THE TASK:
Return a copy of each line that holds the string "CODES".

PROVIDED INFORMATION:
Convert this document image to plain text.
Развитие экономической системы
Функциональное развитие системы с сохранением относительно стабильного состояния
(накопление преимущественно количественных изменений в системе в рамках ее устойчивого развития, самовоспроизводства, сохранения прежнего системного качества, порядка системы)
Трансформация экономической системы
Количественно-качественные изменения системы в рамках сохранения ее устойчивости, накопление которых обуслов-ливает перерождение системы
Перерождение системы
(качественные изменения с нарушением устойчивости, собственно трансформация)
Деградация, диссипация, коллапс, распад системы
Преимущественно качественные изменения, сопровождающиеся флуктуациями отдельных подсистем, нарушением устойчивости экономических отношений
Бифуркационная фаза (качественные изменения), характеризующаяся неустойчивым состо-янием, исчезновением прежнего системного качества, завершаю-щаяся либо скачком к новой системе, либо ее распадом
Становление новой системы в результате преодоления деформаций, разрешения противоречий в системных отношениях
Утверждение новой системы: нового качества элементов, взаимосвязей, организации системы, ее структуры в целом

==

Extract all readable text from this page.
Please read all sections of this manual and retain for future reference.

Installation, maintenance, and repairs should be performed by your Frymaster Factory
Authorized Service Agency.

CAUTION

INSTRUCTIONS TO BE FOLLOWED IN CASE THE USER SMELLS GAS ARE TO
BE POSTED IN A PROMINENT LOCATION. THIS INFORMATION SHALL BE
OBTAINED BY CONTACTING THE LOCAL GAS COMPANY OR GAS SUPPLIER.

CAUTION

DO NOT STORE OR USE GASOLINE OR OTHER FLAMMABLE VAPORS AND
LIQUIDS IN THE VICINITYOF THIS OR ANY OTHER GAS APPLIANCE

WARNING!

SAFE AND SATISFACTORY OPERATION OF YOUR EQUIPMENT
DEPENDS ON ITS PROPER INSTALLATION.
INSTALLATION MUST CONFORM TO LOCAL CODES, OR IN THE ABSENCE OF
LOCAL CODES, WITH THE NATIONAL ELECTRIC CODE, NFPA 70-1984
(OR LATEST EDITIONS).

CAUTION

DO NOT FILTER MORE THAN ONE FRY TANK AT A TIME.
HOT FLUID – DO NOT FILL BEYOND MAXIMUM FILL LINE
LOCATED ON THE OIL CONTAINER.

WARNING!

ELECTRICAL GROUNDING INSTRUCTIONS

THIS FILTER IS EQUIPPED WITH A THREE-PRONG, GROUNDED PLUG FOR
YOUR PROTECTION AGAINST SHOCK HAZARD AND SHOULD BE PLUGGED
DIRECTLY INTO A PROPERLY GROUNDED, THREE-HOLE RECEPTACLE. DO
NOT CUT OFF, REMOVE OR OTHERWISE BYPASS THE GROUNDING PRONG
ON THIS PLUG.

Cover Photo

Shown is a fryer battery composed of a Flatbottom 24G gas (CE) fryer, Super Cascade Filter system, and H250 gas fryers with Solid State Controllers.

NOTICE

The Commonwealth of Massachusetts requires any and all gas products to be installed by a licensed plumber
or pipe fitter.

TASK ANSWER:
INSTALLATION MUST CONFORM TO LOCAL CODES, OR IN THE ABSENCE OF
LOCAL CODES, WITH THE NATIONAL ELECTRIC CODE, NFPA 70-1984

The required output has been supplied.